● **Instructions to follow**:
What lines of the data include the string "Manager"? Copy them all.

● **Dataset rows**:
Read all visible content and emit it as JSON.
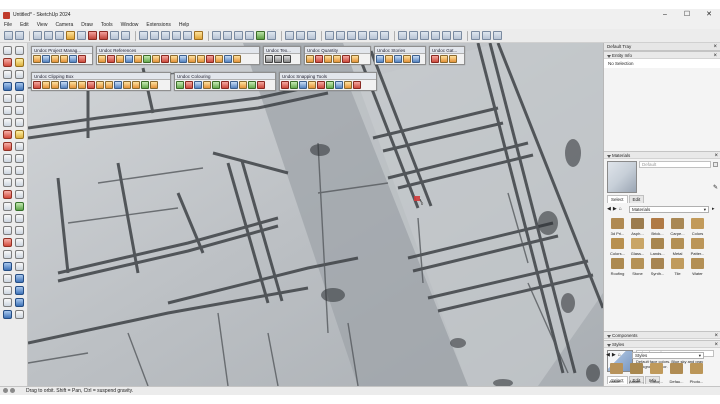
{
  "window": {
    "title": "Untitled* - SketchUp 2024",
    "minimize": "–",
    "maximize": "☐",
    "close": "✕"
  },
  "menu": [
    "File",
    "Edit",
    "View",
    "Camera",
    "Draw",
    "Tools",
    "Window",
    "Extensions",
    "Help"
  ],
  "floating_toolbars": [
    {
      "title": "Undoc Project Manag..."
    },
    {
      "title": "Undoc References"
    },
    {
      "title": "Undoc Tex..."
    },
    {
      "title": "Undoc Quantity"
    },
    {
      "title": "Undoc Stories"
    },
    {
      "title": "Undoc Gat..."
    },
    {
      "title": "Undoc Clipping Box"
    },
    {
      "title": "Undoc Colouring"
    },
    {
      "title": "Undoc Snapping Tools"
    }
  ],
  "tray": {
    "title": "Default Tray",
    "entity_info": {
      "header": "Entity Info",
      "selection": "No Selection"
    },
    "materials": {
      "header": "Materials",
      "name_placeholder": "Default",
      "tabs": [
        "Select",
        "Edit"
      ],
      "library": "Materials",
      "swatches": [
        {
          "label": "3d Pri...",
          "color": "#b08a52"
        },
        {
          "label": "Asph...",
          "color": "#9c7c4e"
        },
        {
          "label": "Brick...",
          "color": "#b07a45"
        },
        {
          "label": "Carpe...",
          "color": "#a98855"
        },
        {
          "label": "Colors",
          "color": "#c29a5a"
        },
        {
          "label": "Colors...",
          "color": "#b8904f"
        },
        {
          "label": "Glass...",
          "color": "#c9a566"
        },
        {
          "label": "Lands...",
          "color": "#a8864f"
        },
        {
          "label": "Metal",
          "color": "#b39055"
        },
        {
          "label": "Patter...",
          "color": "#bb9558"
        },
        {
          "label": "Roofing",
          "color": "#ad8a50"
        },
        {
          "label": "Stone",
          "color": "#b59257"
        },
        {
          "label": "Synth...",
          "color": "#a78552"
        },
        {
          "label": "Tile",
          "color": "#c09b5d"
        },
        {
          "label": "Water",
          "color": "#b38f54"
        }
      ]
    },
    "components": {
      "header": "Components"
    },
    "styles": {
      "header": "Styles",
      "style_name": "Simple Style",
      "description": "Default face colors. Blue sky and gray background color.",
      "tabs": [
        "Select",
        "Edit",
        "Mix"
      ],
      "library": "Styles",
      "swatches": [
        {
          "label": "Assort...",
          "color": "#b7925a"
        },
        {
          "label": "Assort...",
          "color": "#a9884f"
        },
        {
          "label": "Color...",
          "color": "#c09a5b"
        },
        {
          "label": "Defau...",
          "color": "#b08c53"
        },
        {
          "label": "Photo...",
          "color": "#bb9658"
        }
      ]
    }
  },
  "statusbar": {
    "text": "Drag to orbit. Shift = Pan, Ctrl = suspend gravity."
  }
}
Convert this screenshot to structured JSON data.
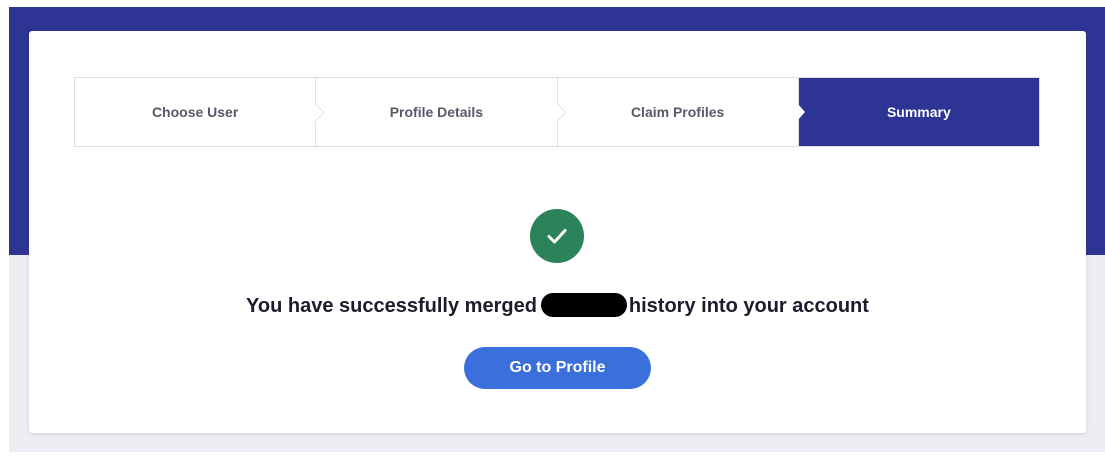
{
  "stepper": {
    "steps": [
      {
        "label": "Choose User"
      },
      {
        "label": "Profile Details"
      },
      {
        "label": "Claim Profiles"
      },
      {
        "label": "Summary"
      }
    ],
    "active_index": 3
  },
  "confirmation": {
    "message_before": "You have successfully merged",
    "message_after": "history into your account",
    "cta_label": "Go to Profile"
  },
  "icons": {
    "success": "checkmark-icon"
  },
  "colors": {
    "brand_navy": "#2e3494",
    "success_green": "#2b8459",
    "cta_blue": "#3a6fdc"
  }
}
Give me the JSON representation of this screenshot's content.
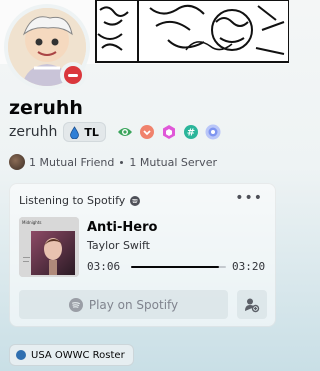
{
  "profile": {
    "display_name": "zeruhh",
    "username": "zeruhh",
    "tag": "TL",
    "status": "do-not-disturb",
    "badges": [
      "hypesquad-icon",
      "lootbox-icon",
      "nitro-gem-icon",
      "hashtag-icon",
      "server-boost-icon"
    ],
    "mutuals": {
      "friends": "1 Mutual Friend",
      "servers": "1 Mutual Server"
    }
  },
  "activity": {
    "header": "Listening to Spotify",
    "song_title": "Anti-Hero",
    "artist": "Taylor Swift",
    "album_label": "Midnights",
    "elapsed": "03:06",
    "duration": "03:20",
    "progress": 0.93,
    "play_label": "Play on Spotify"
  },
  "roles": [
    {
      "label": "USA OWWC Roster",
      "color": "#2f6fb0"
    }
  ],
  "colors": {
    "status_dnd": "#da373c",
    "accent_green": "#23a55a"
  }
}
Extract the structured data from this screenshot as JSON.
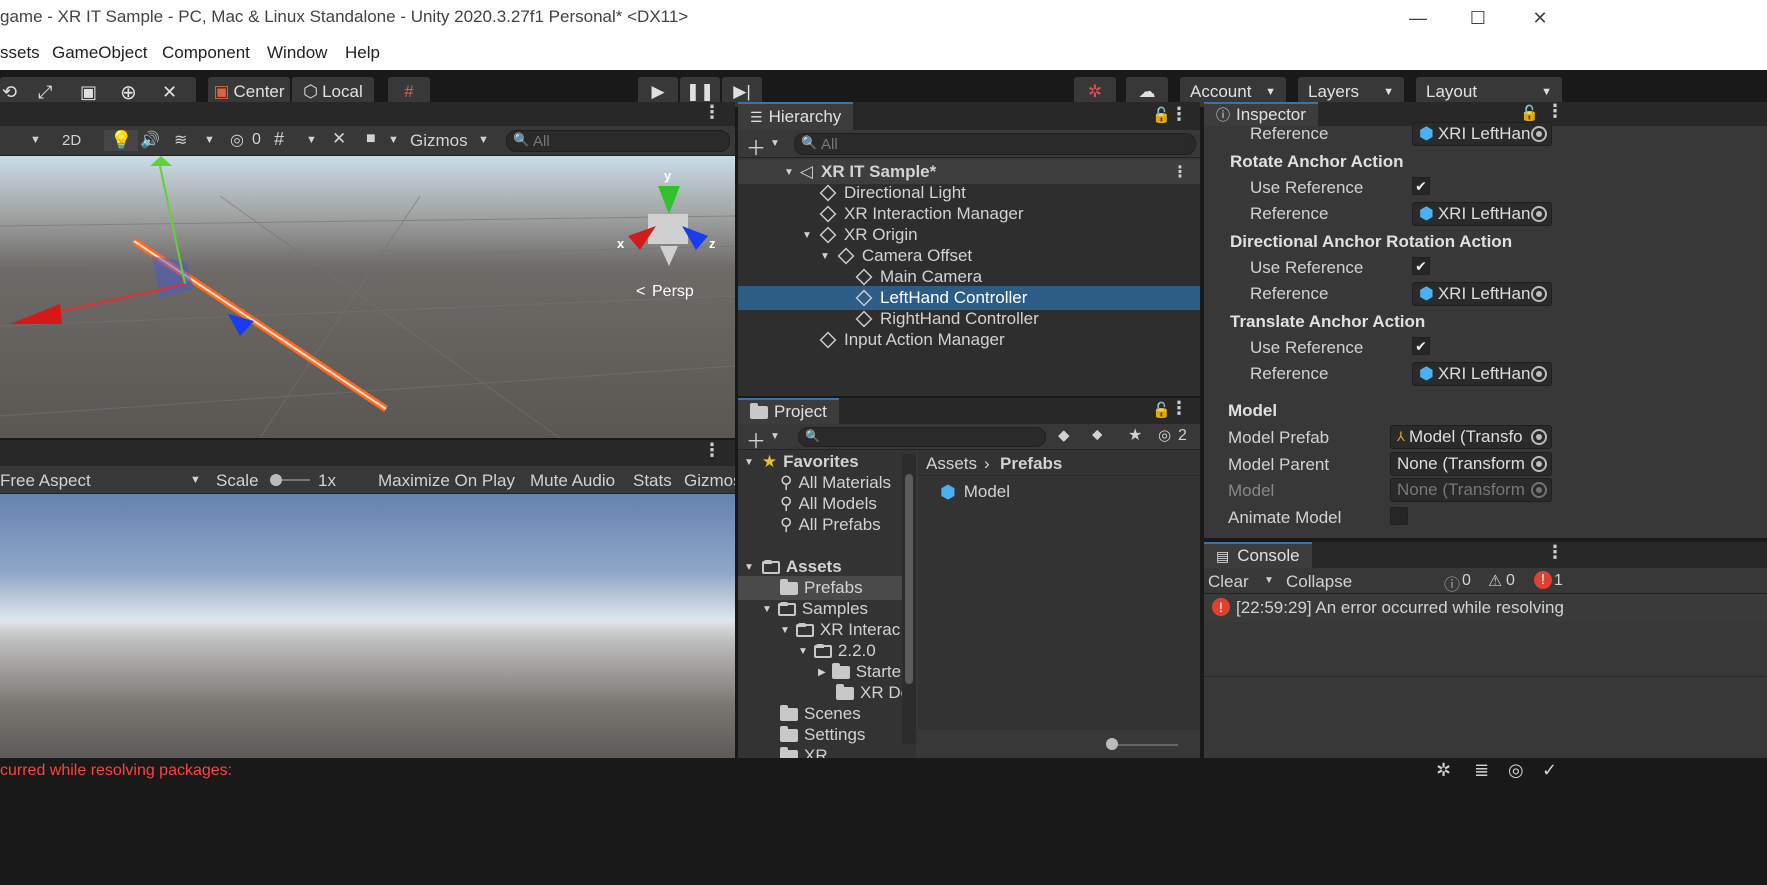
{
  "window": {
    "title": "game - XR IT Sample - PC, Mac & Linux Standalone - Unity 2020.3.27f1 Personal* <DX11>",
    "minimize": "—",
    "maximize": "☐",
    "close": "✕"
  },
  "menubar": [
    "ssets",
    "GameObject",
    "Component",
    "Window",
    "Help"
  ],
  "toolbar": {
    "center": "Center",
    "local": "Local",
    "account": "Account",
    "layers": "Layers",
    "layout": "Layout"
  },
  "scene": {
    "mode_2d": "2D",
    "hidden_count": "0",
    "gizmos": "Gizmos",
    "search_placeholder": "All",
    "persp": "Persp",
    "axis_x": "x",
    "axis_y": "y",
    "axis_z": "z"
  },
  "game": {
    "aspect": "Free Aspect",
    "scale_label": "Scale",
    "scale_value": "1x",
    "maximize": "Maximize On Play",
    "mute": "Mute Audio",
    "stats": "Stats",
    "gizmos": "Gizmos"
  },
  "hierarchy": {
    "title": "Hierarchy",
    "search_placeholder": "All",
    "scene": "XR IT Sample*",
    "items": [
      "Directional Light",
      "XR Interaction Manager",
      "XR Origin",
      "Camera Offset",
      "Main Camera",
      "LeftHand Controller",
      "RightHand Controller",
      "Input Action Manager"
    ]
  },
  "project": {
    "title": "Project",
    "hidden_count": "2",
    "breadcrumb_root": "Assets",
    "breadcrumb_leaf": "Prefabs",
    "favorites": "Favorites",
    "fav_items": [
      "All Materials",
      "All Models",
      "All Prefabs"
    ],
    "assets": "Assets",
    "folders": [
      "Prefabs",
      "Samples",
      "XR Interac",
      "2.2.0",
      "Starte",
      "XR De",
      "Scenes",
      "Settings",
      "XR"
    ],
    "content": [
      "Model"
    ]
  },
  "inspector": {
    "title": "Inspector",
    "top_ref_label": "Reference",
    "ref_value": "XRI LeftHan",
    "sections": [
      "Rotate Anchor Action",
      "Directional Anchor Rotation Action",
      "Translate Anchor Action"
    ],
    "use_ref": "Use Reference",
    "reference": "Reference",
    "model": "Model",
    "model_prefab": "Model Prefab",
    "model_prefab_value": "Model (Transfo",
    "model_parent": "Model Parent",
    "model_parent_value": "None (Transform",
    "model_field": "Model",
    "model_value": "None (Transform",
    "animate_model": "Animate Model"
  },
  "console": {
    "title": "Console",
    "clear": "Clear",
    "collapse": "Collapse",
    "info_count": "0",
    "warn_count": "0",
    "error_count": "1",
    "message": "[22:59:29] An error occurred while resolving"
  },
  "statusbar": {
    "message": "curred while resolving packages:"
  },
  "colors": {
    "accent": "#2c5d87",
    "error": "#ff4141",
    "dark_bg": "#191919",
    "panel": "#383838"
  }
}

● **Written response**:
      "XR Interaction Manager",
      "Input Action Manager"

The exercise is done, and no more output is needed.